TO DO –
All entries should be output exactly as they stand.

[Stored data]
※ ※ ※
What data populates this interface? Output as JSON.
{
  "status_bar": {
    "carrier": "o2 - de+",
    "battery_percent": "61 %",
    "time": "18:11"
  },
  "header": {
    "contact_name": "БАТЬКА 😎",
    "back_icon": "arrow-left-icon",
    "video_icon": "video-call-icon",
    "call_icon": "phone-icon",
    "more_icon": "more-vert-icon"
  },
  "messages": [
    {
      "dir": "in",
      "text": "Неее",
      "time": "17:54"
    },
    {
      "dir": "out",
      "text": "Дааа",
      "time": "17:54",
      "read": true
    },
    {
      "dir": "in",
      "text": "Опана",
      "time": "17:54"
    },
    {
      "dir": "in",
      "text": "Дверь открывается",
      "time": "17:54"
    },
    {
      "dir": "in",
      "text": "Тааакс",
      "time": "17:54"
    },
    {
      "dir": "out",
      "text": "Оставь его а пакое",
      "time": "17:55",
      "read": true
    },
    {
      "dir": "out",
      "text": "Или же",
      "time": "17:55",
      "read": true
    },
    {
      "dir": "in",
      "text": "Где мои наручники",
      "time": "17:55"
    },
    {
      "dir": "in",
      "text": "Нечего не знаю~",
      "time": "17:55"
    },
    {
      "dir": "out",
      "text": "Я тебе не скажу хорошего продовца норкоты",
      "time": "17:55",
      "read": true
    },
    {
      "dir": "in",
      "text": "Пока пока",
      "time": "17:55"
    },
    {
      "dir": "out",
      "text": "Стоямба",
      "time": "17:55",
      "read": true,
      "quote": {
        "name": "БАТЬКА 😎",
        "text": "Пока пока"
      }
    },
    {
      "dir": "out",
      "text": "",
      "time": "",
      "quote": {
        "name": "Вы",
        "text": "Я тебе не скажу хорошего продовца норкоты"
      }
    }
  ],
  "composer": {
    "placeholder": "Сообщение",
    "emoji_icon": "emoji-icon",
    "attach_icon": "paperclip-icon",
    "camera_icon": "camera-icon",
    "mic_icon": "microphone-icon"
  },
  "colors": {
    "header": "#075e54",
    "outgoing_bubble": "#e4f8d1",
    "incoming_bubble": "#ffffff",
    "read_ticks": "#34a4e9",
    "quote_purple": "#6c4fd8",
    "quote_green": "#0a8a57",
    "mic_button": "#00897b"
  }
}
※ ※ ※
REPLY TO THE EXERCISE –
What data populates this interface? Output as JSON.
{
  "status_bar": {
    "carrier": "o2 - de+",
    "battery_percent": "61 %",
    "time": "18:11"
  },
  "header": {
    "contact_name": "БАТЬКА 😎",
    "back_icon": "arrow-left-icon",
    "video_icon": "video-call-icon",
    "call_icon": "phone-icon",
    "more_icon": "more-vert-icon"
  },
  "messages": [
    {
      "dir": "in",
      "text": "Неее",
      "time": "17:54"
    },
    {
      "dir": "out",
      "text": "Дааа",
      "time": "17:54",
      "read": true
    },
    {
      "dir": "in",
      "text": "Опана",
      "time": "17:54"
    },
    {
      "dir": "in",
      "text": "Дверь открывается",
      "time": "17:54"
    },
    {
      "dir": "in",
      "text": "Тааакс",
      "time": "17:54"
    },
    {
      "dir": "out",
      "text": "Оставь его а пакое",
      "time": "17:55",
      "read": true
    },
    {
      "dir": "out",
      "text": "Или же",
      "time": "17:55",
      "read": true
    },
    {
      "dir": "in",
      "text": "Где мои наручники",
      "time": "17:55"
    },
    {
      "dir": "in",
      "text": "Нечего не знаю~",
      "time": "17:55"
    },
    {
      "dir": "out",
      "text": "Я тебе не скажу хорошего продовца норкоты",
      "time": "17:55",
      "read": true
    },
    {
      "dir": "in",
      "text": "Пока пока",
      "time": "17:55"
    },
    {
      "dir": "out",
      "text": "Стоямба",
      "time": "17:55",
      "read": true,
      "quote": {
        "name": "БАТЬКА 😎",
        "text": "Пока пока"
      }
    },
    {
      "dir": "out",
      "text": "",
      "time": "",
      "quote": {
        "name": "Вы",
        "text": "Я тебе не скажу хорошего продовца норкоты"
      }
    }
  ],
  "composer": {
    "placeholder": "Сообщение",
    "emoji_icon": "emoji-icon",
    "attach_icon": "paperclip-icon",
    "camera_icon": "camera-icon",
    "mic_icon": "microphone-icon"
  },
  "colors": {
    "header": "#075e54",
    "outgoing_bubble": "#e4f8d1",
    "incoming_bubble": "#ffffff",
    "read_ticks": "#34a4e9",
    "quote_purple": "#6c4fd8",
    "quote_green": "#0a8a57",
    "mic_button": "#00897b"
  }
}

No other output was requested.